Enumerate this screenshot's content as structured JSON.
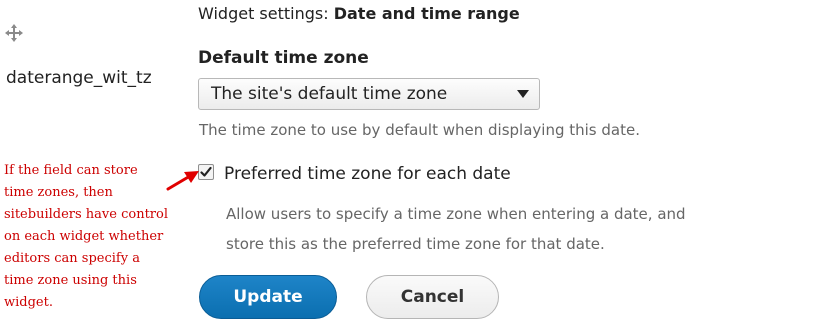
{
  "widget_settings": {
    "title_prefix": "Widget settings:",
    "title_value": "Date and time range"
  },
  "field": {
    "name": "daterange_wit_tz",
    "drag_icon": "move-icon"
  },
  "default_timezone": {
    "label": "Default time zone",
    "selected": "The site's default time zone",
    "description": "The time zone to use by default when displaying this date."
  },
  "preferred_timezone": {
    "checked": true,
    "label": "Preferred time zone for each date",
    "description_line1": "Allow users to specify a time zone when entering a date, and",
    "description_line2": "store this as the preferred time zone for that date."
  },
  "buttons": {
    "update_label": "Update",
    "cancel_label": "Cancel"
  },
  "annotation": {
    "lines": [
      "If the field can store",
      "time zones, then",
      "sitebuilders have control",
      "on each widget whether",
      "editors can specify a",
      "time zone using this",
      "widget."
    ],
    "color": "#cc0000"
  },
  "colors": {
    "primary_button": "#0b6fb0",
    "description_text": "#666666",
    "annotation": "#cc0000"
  }
}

### GOAL
Find and count the lines of the data that include the string "each", and report that figure by itself.

### ANSWER IN FULL
2